» SET TASK
Please copy out every one of the lines below word for word, leaving out the pictures.

» DATASET ROWS
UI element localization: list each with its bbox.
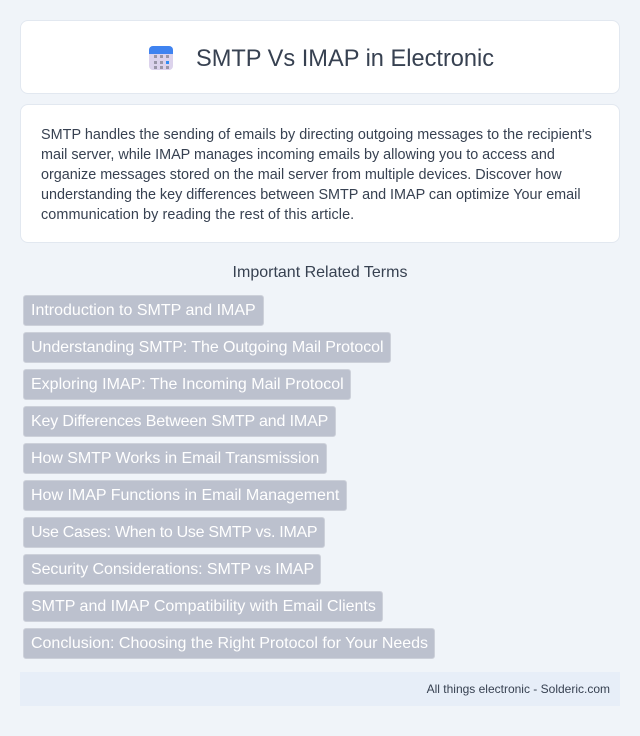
intro text: mail server, while IMAP manages incoming emails by allowing you to access and bbox=[41, 147, 555, 163]
intro text panel bbox=[20, 104, 620, 243]
term 4 bbox=[23, 406, 336, 437]
term 7: Use Cases: When to Use SMTP vs. IMAP bbox=[31, 524, 317, 541]
header panel bbox=[20, 20, 620, 94]
intro text: organize messages stored on the mail server from multiple devices. Discover how bbox=[41, 167, 562, 183]
term 10 bbox=[23, 628, 435, 659]
term 1: Introduction to SMTP and IMAP bbox=[31, 302, 256, 319]
intro text: communication by reading the rest of this article. bbox=[41, 207, 354, 223]
term 9 bbox=[23, 591, 383, 622]
term 3: Exploring IMAP: The Incoming Mail Protocol bbox=[31, 376, 344, 393]
title: SMTP Vs IMAP in Electronic bbox=[196, 46, 494, 72]
term 2 bbox=[23, 332, 391, 363]
term 9: SMTP and IMAP Compatibility with Email Clients bbox=[31, 598, 376, 615]
icon: calendar bbox=[149, 46, 173, 70]
footer text: All things electronic - Solderic.com bbox=[427, 682, 610, 696]
term 6: How IMAP Functions in Email Management bbox=[31, 487, 339, 504]
term 5 bbox=[23, 443, 327, 474]
intro text bbox=[41, 127, 592, 223]
term 1 bbox=[23, 295, 264, 326]
term 4: Key Differences Between SMTP and IMAP bbox=[31, 413, 328, 430]
related terms list bbox=[23, 295, 435, 659]
term 3 bbox=[23, 369, 351, 400]
footer bar bbox=[20, 672, 620, 706]
intro text: understanding the key differences between SMTP and IMAP can optimize Your email bbox=[41, 187, 581, 203]
term 5: How SMTP Works in Email Transmission bbox=[31, 450, 319, 467]
term 10: Conclusion: Choosing the Right Protocol for Your Needs bbox=[31, 635, 428, 652]
related terms heading: Important Related Terms bbox=[233, 264, 407, 281]
intro text: SMTP handles the sending of emails by directing outgoing messages to the recipient's bbox=[41, 127, 592, 143]
term 7 bbox=[23, 517, 325, 548]
term 6 bbox=[23, 480, 347, 511]
term 8: Security Considerations: SMTP vs IMAP bbox=[31, 561, 314, 578]
term 8 bbox=[23, 554, 321, 585]
term 2: Understanding SMTP: The Outgoing Mail Protocol bbox=[31, 339, 384, 356]
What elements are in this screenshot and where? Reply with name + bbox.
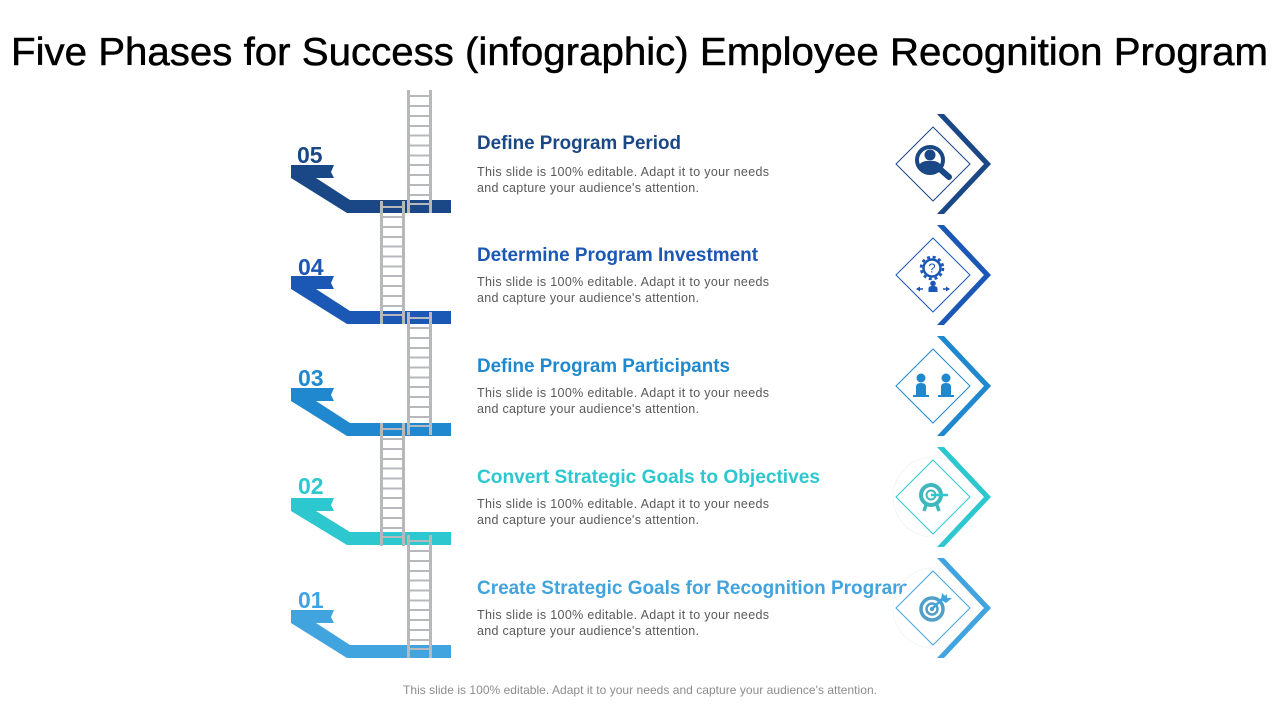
ladder 5 [408, 90, 430, 213]
icon badge 04: gear with question mark and person [896, 225, 991, 325]
text block 02 [477, 467, 820, 527]
ladder 1 [408, 535, 430, 658]
text block 03: This slide is 100% editable. Adapt it to your needs [477, 386, 769, 400]
step 04 banner: 04 [298, 254, 324, 280]
text block 02: This slide is 100% editable. Adapt it to your needs [477, 497, 769, 511]
ladder 4 [382, 201, 404, 324]
text block 04: Determine Program Investment [477, 245, 759, 266]
text block 01: and capture your audience's attention. [477, 624, 699, 638]
step 04 banner [291, 254, 451, 324]
text block 05: and capture your audience's attention. [477, 181, 699, 195]
footer note: This slide is 100% editable. Adapt it to your needs and capture your audience's attention. [403, 683, 877, 697]
text block 01: This slide is 100% editable. Adapt it to your needs [477, 608, 769, 622]
ladder 2 [382, 423, 404, 546]
icon badge 05: magnifier with person [896, 114, 991, 214]
step 05 banner: 05 [297, 142, 323, 168]
icon badge 03: two people [896, 336, 991, 436]
text block 05 [477, 133, 769, 195]
icon badge 02: target on stand [893, 447, 991, 547]
text block 05: This slide is 100% editable. Adapt it to your needs [477, 165, 769, 179]
text block 03 [477, 356, 769, 416]
title: Five Phases for Success (infographic) Employee Recognition Program [11, 31, 1268, 74]
text block 03: and capture your audience's attention. [477, 402, 699, 416]
step 02 banner [291, 473, 451, 545]
step 01 banner: 01 [298, 587, 324, 613]
text block 01 [477, 578, 909, 638]
text block 03: Define Program Participants [477, 356, 730, 377]
text block 02: and capture your audience's attention. [477, 513, 699, 527]
icon badge 01: target with arrow [893, 558, 991, 658]
text block 04: This slide is 100% editable. Adapt it to your needs [477, 275, 769, 289]
text block 02: Convert Strategic Goals to Objectives [477, 467, 820, 488]
step 02 banner: 02 [298, 473, 324, 499]
text block 04 [477, 245, 769, 305]
step 03 banner [291, 365, 451, 436]
text block 04: and capture your audience's attention. [477, 291, 699, 305]
text block 01: Create Strategic Goals for Recognition Program [477, 578, 909, 599]
step 03 banner: 03 [298, 365, 324, 391]
ladder 3 [408, 312, 430, 435]
step 01 banner [291, 587, 451, 658]
icon badge 04: gear with question mark and person: ? [928, 260, 936, 276]
text block 05: Define Program Period [477, 133, 681, 154]
step 05 banner [291, 142, 451, 213]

» OUTPUT FOR THIS TASK
UI element localization: list each with its bbox.
intro text: mail server, while IMAP manages incoming emails by allowing you to access and bbox=[41, 147, 555, 163]
intro text panel bbox=[20, 104, 620, 243]
term 4 bbox=[23, 406, 336, 437]
term 7: Use Cases: When to Use SMTP vs. IMAP bbox=[31, 524, 317, 541]
header panel bbox=[20, 20, 620, 94]
intro text: organize messages stored on the mail server from multiple devices. Discover how bbox=[41, 167, 562, 183]
term 10 bbox=[23, 628, 435, 659]
term 1: Introduction to SMTP and IMAP bbox=[31, 302, 256, 319]
intro text: communication by reading the rest of this article. bbox=[41, 207, 354, 223]
term 9 bbox=[23, 591, 383, 622]
term 3: Exploring IMAP: The Incoming Mail Protocol bbox=[31, 376, 344, 393]
title: SMTP Vs IMAP in Electronic bbox=[196, 46, 494, 72]
term 2 bbox=[23, 332, 391, 363]
term 9: SMTP and IMAP Compatibility with Email Clients bbox=[31, 598, 376, 615]
icon: calendar bbox=[149, 46, 173, 70]
footer text: All things electronic - Solderic.com bbox=[427, 682, 610, 696]
term 6: How IMAP Functions in Email Management bbox=[31, 487, 339, 504]
term 5 bbox=[23, 443, 327, 474]
intro text bbox=[41, 127, 592, 223]
term 1 bbox=[23, 295, 264, 326]
term 4: Key Differences Between SMTP and IMAP bbox=[31, 413, 328, 430]
related terms list bbox=[23, 295, 435, 659]
term 3 bbox=[23, 369, 351, 400]
footer bar bbox=[20, 672, 620, 706]
intro text: understanding the key differences between SMTP and IMAP can optimize Your email bbox=[41, 187, 581, 203]
term 5: How SMTP Works in Email Transmission bbox=[31, 450, 319, 467]
term 10: Conclusion: Choosing the Right Protocol for Your Needs bbox=[31, 635, 428, 652]
related terms heading: Important Related Terms bbox=[233, 264, 407, 281]
intro text: SMTP handles the sending of emails by directing outgoing messages to the recipient's bbox=[41, 127, 592, 143]
term 7 bbox=[23, 517, 325, 548]
term 6 bbox=[23, 480, 347, 511]
term 8: Security Considerations: SMTP vs IMAP bbox=[31, 561, 314, 578]
term 8 bbox=[23, 554, 321, 585]
term 2: Understanding SMTP: The Outgoing Mail Protocol bbox=[31, 339, 384, 356]
What elements are in this screenshot and where? Reply with name + bbox.
ladder 5 [408, 90, 430, 213]
icon badge 04: gear with question mark and person [896, 225, 991, 325]
text block 02 [477, 467, 820, 527]
ladder 1 [408, 535, 430, 658]
text block 03: This slide is 100% editable. Adapt it to your needs [477, 386, 769, 400]
step 04 banner: 04 [298, 254, 324, 280]
text block 02: This slide is 100% editable. Adapt it to your needs [477, 497, 769, 511]
ladder 4 [382, 201, 404, 324]
text block 04: Determine Program Investment [477, 245, 759, 266]
text block 01: and capture your audience's attention. [477, 624, 699, 638]
step 04 banner [291, 254, 451, 324]
text block 05: and capture your audience's attention. [477, 181, 699, 195]
footer note: This slide is 100% editable. Adapt it to your needs and capture your audience's attention. [403, 683, 877, 697]
text block 01: This slide is 100% editable. Adapt it to your needs [477, 608, 769, 622]
ladder 2 [382, 423, 404, 546]
icon badge 05: magnifier with person [896, 114, 991, 214]
step 05 banner: 05 [297, 142, 323, 168]
icon badge 03: two people [896, 336, 991, 436]
text block 05 [477, 133, 769, 195]
icon badge 02: target on stand [893, 447, 991, 547]
text block 05: This slide is 100% editable. Adapt it to your needs [477, 165, 769, 179]
text block 03 [477, 356, 769, 416]
title: Five Phases for Success (infographic) Employee Recognition Program [11, 31, 1268, 74]
text block 03: and capture your audience's attention. [477, 402, 699, 416]
step 02 banner [291, 473, 451, 545]
step 01 banner: 01 [298, 587, 324, 613]
text block 01 [477, 578, 909, 638]
text block 03: Define Program Participants [477, 356, 730, 377]
text block 02: and capture your audience's attention. [477, 513, 699, 527]
icon badge 01: target with arrow [893, 558, 991, 658]
text block 04: This slide is 100% editable. Adapt it to your needs [477, 275, 769, 289]
text block 02: Convert Strategic Goals to Objectives [477, 467, 820, 488]
step 02 banner: 02 [298, 473, 324, 499]
text block 04 [477, 245, 769, 305]
step 03 banner [291, 365, 451, 436]
text block 04: and capture your audience's attention. [477, 291, 699, 305]
text block 01: Create Strategic Goals for Recognition Program [477, 578, 909, 599]
step 03 banner: 03 [298, 365, 324, 391]
ladder 3 [408, 312, 430, 435]
step 01 banner [291, 587, 451, 658]
icon badge 04: gear with question mark and person: ? [928, 260, 936, 276]
text block 05: Define Program Period [477, 133, 681, 154]
step 05 banner [291, 142, 451, 213]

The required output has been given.